Stored records

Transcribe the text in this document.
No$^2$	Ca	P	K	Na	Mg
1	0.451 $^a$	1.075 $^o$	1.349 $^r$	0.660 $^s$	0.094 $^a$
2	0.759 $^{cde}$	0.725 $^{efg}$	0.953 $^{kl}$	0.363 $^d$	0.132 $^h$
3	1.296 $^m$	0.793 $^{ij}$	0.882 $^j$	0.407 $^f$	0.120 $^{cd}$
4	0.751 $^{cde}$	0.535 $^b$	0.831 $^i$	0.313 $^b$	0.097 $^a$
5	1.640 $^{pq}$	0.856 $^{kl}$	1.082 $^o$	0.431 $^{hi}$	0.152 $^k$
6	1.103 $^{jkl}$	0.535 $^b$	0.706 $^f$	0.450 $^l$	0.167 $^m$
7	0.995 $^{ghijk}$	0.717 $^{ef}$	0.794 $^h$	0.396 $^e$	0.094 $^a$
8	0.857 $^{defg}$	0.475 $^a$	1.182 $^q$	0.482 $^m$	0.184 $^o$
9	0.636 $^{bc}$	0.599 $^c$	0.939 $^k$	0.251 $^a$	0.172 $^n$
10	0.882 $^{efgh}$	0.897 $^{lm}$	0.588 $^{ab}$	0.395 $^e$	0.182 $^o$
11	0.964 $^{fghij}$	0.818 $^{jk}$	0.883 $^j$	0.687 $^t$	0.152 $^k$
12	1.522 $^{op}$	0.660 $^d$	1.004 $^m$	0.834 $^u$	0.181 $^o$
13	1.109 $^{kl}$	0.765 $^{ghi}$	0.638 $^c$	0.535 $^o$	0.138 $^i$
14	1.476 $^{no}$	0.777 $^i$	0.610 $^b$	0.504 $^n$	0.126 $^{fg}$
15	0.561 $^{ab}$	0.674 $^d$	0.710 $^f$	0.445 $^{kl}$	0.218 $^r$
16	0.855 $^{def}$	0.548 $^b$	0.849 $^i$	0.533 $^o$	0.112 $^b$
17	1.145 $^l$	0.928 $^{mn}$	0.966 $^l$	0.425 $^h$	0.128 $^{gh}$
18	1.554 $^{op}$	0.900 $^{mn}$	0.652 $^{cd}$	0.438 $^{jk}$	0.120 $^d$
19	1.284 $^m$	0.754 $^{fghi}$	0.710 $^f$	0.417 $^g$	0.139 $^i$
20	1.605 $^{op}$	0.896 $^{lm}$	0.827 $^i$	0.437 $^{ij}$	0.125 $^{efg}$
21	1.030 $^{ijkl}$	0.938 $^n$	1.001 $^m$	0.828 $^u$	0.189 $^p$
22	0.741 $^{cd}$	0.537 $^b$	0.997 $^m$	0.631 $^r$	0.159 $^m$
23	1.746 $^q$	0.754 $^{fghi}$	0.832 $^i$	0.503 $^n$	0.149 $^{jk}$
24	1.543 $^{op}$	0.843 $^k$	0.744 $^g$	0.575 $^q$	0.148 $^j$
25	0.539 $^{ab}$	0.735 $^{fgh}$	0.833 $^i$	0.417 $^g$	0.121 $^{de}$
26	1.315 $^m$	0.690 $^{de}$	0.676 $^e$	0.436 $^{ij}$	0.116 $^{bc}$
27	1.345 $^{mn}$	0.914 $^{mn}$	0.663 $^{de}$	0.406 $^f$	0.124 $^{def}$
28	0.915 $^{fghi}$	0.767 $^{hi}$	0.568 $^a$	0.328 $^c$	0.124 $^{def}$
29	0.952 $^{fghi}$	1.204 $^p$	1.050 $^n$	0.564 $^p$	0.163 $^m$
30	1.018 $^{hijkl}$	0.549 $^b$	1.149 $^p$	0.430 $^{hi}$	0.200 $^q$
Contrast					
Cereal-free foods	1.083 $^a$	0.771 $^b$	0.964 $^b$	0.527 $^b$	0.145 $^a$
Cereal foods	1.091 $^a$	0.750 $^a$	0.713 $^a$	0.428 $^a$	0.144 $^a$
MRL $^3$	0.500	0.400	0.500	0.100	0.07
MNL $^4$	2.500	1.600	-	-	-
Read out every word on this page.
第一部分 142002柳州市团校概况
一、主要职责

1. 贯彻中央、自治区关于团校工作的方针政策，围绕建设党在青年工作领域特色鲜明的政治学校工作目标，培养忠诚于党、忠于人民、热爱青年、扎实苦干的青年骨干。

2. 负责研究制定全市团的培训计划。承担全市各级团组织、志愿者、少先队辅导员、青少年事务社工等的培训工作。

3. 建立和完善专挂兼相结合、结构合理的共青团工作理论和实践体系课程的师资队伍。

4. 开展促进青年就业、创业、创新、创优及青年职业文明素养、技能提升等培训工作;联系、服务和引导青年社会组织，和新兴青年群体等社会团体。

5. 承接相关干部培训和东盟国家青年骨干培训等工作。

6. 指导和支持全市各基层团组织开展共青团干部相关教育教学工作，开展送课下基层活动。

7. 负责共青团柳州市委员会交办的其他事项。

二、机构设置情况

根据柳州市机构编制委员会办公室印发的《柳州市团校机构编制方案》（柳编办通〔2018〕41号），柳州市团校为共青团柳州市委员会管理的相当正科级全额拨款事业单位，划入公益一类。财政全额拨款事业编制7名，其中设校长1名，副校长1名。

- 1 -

**PROBLEM TO WORK ON**
Go through the material and select each line with the string "Cereal" in it.

**EXERCISE RESPONSE**
Cereal-free foods	1.083 $^a$	0.771 $^b$	0.964 $^b$	0.527 $^b$	0.145 $^a$
Cereal foods	1.091 $^a$	0.750 $^a$	0.713 $^a$	0.428 $^a$	0.144 $^a$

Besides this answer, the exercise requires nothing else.